Requisitos de la tarea
A: Responde estas preguntas a partir del texto sobre Michael Bisping:
(i) ¿En qué año se enfrentó Bisping por primera vez a Rockhold?
(ii) ¿Por qué tipo de decisión ganó Bisping su combate contra Anderson Silva?
(iii) ¿Con cuánto tiempo de aviso aceptó Bisping pelear por el título contra Luke Rockhold?
B: Prosigue el texto sobre Michael Bisping a partir de su última oración.

Texto

El camino de Michael Bisping al título es más que una historia de perseverancia, es justo lo que amamos del deporte.

A lo largo de los últimos 10 años la carrera de Michael Bisping se podría definir como la del ‘portero‘, un guardia resguardando lo más alto de la división, un eterno contendiente que siempre se quedó a un paso del cinturón.

Michael siempre se encontraba al rededor del top cinco de la división, siempre peleando en combates que lo podrían haber puesto en línea por el título… pero siempre se quedaba corto.

De hecho se podría decir que en nuestros ojos, su última oportunidad de convertirse en campeón sucedió en el 2014 cuando Bisping se enfrentó por primer ocasión a Rockhold. Tras ser noqueado por una patada a la cabeza – y eventualmente sometido – mucho ya no volvimos a ver a Michael como un serio contendiente.

¿Porqué esta falta de fe? Bisping se encontraba muy por encima de los 30’s, había perdido todas sus peleas por la contención al título y cada vez la división lucía más peligrosa que nunca… por lo que ver a Bisping como campeón parecía una locura.

Pero sin importar en que los fans, los medios y el resto de la división dejarán de creer en él, Bisping se mantenía firme en su sueño por convertirse en campeón. De manera silenciosa el Británico gano dos peleas hasta que finalmente recibió un combate a comienzos del año contra Anderson Silva.

Como es costumbre Bisping entró al combate como un enorme underdog, pero su confianza seguía firme. Después de cinco rounds y 25 minutos, Bisping se ganó una victoria por decisión unánime después de una verdadera guerra contra Silva.

La sorpresa llegó tras la salida de Chris Weidman de su combate contra Luke Rockhold, una donde Bisping aceptó pelear por el título con tan solo dos semanas de aviso y relativamente nada de preparación. Con 37 años de edad, solo muy pocas, pero muy pocas personas le daban una oportunidad.

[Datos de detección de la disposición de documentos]

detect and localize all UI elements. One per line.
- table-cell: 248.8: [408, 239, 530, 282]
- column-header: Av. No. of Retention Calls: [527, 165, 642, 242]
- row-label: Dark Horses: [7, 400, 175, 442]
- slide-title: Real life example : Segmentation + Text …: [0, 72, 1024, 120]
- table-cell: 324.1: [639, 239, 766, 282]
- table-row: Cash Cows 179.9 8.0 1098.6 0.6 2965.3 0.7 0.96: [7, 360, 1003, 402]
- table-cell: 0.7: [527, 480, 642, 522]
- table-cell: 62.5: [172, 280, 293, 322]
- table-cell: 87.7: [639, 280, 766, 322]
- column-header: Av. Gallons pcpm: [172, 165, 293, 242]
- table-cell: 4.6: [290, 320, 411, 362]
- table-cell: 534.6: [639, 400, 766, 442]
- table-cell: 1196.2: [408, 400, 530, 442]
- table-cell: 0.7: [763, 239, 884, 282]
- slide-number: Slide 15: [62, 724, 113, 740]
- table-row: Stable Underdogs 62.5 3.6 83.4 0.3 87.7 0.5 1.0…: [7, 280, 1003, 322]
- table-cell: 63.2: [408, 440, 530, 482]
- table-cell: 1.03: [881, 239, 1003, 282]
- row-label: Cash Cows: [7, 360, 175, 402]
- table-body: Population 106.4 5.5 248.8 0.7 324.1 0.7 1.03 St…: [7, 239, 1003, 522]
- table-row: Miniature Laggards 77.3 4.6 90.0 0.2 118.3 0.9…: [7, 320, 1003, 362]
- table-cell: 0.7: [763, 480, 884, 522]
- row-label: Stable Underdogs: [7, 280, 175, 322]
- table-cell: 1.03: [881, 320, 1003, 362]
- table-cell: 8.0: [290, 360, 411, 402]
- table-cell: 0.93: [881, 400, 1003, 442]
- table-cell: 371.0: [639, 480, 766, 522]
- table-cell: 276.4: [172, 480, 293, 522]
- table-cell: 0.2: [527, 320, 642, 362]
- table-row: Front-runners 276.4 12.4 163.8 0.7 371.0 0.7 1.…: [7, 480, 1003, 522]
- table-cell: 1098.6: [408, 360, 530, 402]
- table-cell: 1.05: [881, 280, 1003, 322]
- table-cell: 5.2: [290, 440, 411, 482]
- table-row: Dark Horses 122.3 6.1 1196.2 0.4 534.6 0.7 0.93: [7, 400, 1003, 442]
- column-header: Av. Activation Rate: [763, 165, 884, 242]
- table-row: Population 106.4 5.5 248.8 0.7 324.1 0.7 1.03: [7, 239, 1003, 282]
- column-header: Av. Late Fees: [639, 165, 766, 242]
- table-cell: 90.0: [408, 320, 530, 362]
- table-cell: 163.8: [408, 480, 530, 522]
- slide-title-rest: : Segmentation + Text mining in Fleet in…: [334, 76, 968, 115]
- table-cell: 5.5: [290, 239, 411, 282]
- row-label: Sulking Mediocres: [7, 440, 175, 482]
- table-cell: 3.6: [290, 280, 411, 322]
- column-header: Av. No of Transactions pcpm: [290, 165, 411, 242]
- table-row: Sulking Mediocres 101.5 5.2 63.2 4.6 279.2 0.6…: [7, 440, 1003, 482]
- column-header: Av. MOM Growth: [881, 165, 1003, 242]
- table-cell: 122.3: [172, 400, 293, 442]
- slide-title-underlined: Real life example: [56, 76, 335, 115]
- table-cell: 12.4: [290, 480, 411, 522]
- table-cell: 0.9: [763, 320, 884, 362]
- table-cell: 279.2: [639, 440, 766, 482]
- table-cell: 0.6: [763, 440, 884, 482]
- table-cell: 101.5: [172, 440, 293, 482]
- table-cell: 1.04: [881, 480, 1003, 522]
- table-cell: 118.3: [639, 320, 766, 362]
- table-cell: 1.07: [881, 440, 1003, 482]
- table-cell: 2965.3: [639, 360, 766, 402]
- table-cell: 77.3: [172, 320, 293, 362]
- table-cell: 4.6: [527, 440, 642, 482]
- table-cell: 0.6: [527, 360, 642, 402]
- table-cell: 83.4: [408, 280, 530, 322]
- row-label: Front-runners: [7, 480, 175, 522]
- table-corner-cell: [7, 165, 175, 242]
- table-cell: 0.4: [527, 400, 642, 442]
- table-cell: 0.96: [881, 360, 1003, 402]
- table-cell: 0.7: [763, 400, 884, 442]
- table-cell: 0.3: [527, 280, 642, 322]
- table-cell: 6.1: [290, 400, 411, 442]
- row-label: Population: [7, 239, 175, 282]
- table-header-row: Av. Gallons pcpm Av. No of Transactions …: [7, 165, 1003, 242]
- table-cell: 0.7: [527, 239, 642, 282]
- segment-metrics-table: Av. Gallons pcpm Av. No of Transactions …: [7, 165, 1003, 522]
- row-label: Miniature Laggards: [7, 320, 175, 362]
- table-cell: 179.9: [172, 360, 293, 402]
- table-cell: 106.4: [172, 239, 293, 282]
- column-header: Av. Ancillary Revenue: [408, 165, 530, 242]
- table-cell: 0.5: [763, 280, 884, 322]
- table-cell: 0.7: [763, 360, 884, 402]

Sección de respuestas
A:
(i) En 2014.
(ii) Por decisión unánime.
(iii) Con tan solo dos semanas de aviso.

B:
Aún así Bisping subió al octágono con una mirada de matador, una confianza que lo hizo competir en 25 peleas a lo largo de 10 años durante su épica carrera dentro del UFC. Esta confianza rindió frutos ya que el Británico necesitó menos de 5 minutos para mandar a dormir a Rockhold… para coronarse así como el nuevo campeón de la división media.

¿Pero fue realmente una sorpresa? 

A lo largo de su carrera dentro del UFC, Bisping se ha enfrentado a seis oponentes que han resultado positivos de esteroides o eran fuertes usuarios de la Terapia de Reemplazo de Testosterona – una que en su momento era legal, pero eventualmente demostró ser una manera de doparse bajo las reglas.

Derrotas ante Dan Henderson, Wanderlei Silva, Vitor Belfort y Chael Sonnen pierden peso tras la polémica en la que estos peleadores se involucraron tras la prohibición de las TRT. Sin duda una muestra de perseverancia, una muestra de que lo sueños realmente se cumplen.

Michael Bisping: “Este ha sido un trabajo que me ha costado toda la vida, siempre me sentí capaz de conseguir esto. He tenido mis altibajos a lo largo del camino, entiendo la razón por la que la gente no creía en mi ya que había perdido peleas clave, acepto eso. Sin embargo dentro de mi siempre creí que podría hacerlo. Esa es la razón por la que tome esta pelea con tan poco aviso, porque estas decisiones me definen. Soy un peleador. Acabo de sorprender al mundo.”